───── PROVIDED RECORDS ─────
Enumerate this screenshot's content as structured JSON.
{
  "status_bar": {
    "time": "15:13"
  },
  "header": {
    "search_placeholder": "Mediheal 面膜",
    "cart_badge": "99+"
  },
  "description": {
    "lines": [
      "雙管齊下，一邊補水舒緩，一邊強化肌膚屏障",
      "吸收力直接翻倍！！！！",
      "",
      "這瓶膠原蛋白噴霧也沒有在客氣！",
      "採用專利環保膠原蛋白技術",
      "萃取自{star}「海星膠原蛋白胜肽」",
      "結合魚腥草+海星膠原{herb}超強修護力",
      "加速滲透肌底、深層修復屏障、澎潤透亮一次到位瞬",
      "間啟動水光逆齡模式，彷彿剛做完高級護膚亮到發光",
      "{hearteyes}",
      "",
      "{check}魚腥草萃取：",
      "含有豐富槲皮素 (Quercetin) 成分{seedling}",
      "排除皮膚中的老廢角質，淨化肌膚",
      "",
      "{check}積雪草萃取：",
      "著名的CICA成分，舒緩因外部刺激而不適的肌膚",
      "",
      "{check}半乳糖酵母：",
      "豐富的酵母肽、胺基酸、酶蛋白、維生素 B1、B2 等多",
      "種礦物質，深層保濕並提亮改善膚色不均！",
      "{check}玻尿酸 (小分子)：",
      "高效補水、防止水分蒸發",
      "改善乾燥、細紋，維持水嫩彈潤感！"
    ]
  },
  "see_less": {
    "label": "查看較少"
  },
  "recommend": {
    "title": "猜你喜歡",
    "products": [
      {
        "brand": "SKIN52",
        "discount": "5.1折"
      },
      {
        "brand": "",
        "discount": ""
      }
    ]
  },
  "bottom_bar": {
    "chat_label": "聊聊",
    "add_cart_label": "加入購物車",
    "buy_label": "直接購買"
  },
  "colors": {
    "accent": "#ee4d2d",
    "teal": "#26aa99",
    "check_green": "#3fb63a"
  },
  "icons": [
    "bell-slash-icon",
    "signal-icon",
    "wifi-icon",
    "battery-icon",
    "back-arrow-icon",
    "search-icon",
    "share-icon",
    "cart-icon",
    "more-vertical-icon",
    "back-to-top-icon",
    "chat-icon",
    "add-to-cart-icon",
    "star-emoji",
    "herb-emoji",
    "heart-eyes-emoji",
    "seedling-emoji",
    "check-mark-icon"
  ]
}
─────
───── PROVIDED RECORDS ─────
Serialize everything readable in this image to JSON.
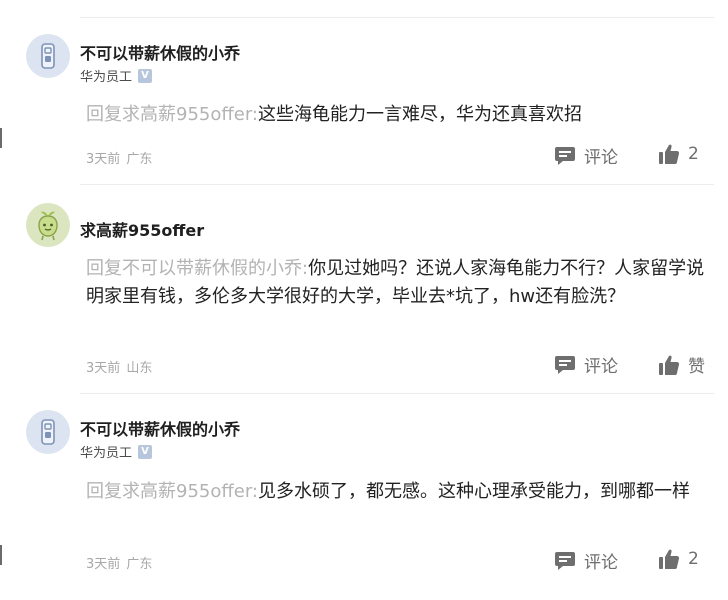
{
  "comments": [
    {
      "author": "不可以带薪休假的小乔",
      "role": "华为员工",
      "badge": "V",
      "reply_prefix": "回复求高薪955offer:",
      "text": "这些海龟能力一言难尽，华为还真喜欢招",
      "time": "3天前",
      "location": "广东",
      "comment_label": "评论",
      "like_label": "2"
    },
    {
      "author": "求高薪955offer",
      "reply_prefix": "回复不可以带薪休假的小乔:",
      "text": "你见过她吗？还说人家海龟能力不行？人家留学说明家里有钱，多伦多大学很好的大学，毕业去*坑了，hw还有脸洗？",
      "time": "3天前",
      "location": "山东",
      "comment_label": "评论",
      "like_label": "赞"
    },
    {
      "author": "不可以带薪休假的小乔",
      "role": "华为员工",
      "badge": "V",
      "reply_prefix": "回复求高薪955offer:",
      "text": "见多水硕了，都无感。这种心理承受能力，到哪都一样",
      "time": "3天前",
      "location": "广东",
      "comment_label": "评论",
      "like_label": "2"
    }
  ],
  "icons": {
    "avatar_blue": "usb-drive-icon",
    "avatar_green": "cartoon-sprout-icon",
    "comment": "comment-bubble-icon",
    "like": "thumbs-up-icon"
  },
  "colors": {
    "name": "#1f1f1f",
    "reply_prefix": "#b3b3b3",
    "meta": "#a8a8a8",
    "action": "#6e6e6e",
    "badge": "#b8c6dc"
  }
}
─────
* [WHAT YOU SHOULD DO]: Scan the data for the word "text" and copy every line where it shows up.

* [ANSWER TO THE PROBLEM]:
      "text": "这些海龟能力一言难尽，华为还真喜欢招",
      "text": "你见过她吗？还说人家海龟能力不行？人家留学说明家里有钱，多伦多大学很好的大学，毕业去*坑了，hw还有脸洗？",
      "text": "见多水硕了，都无感。这种心理承受能力，到哪都一样",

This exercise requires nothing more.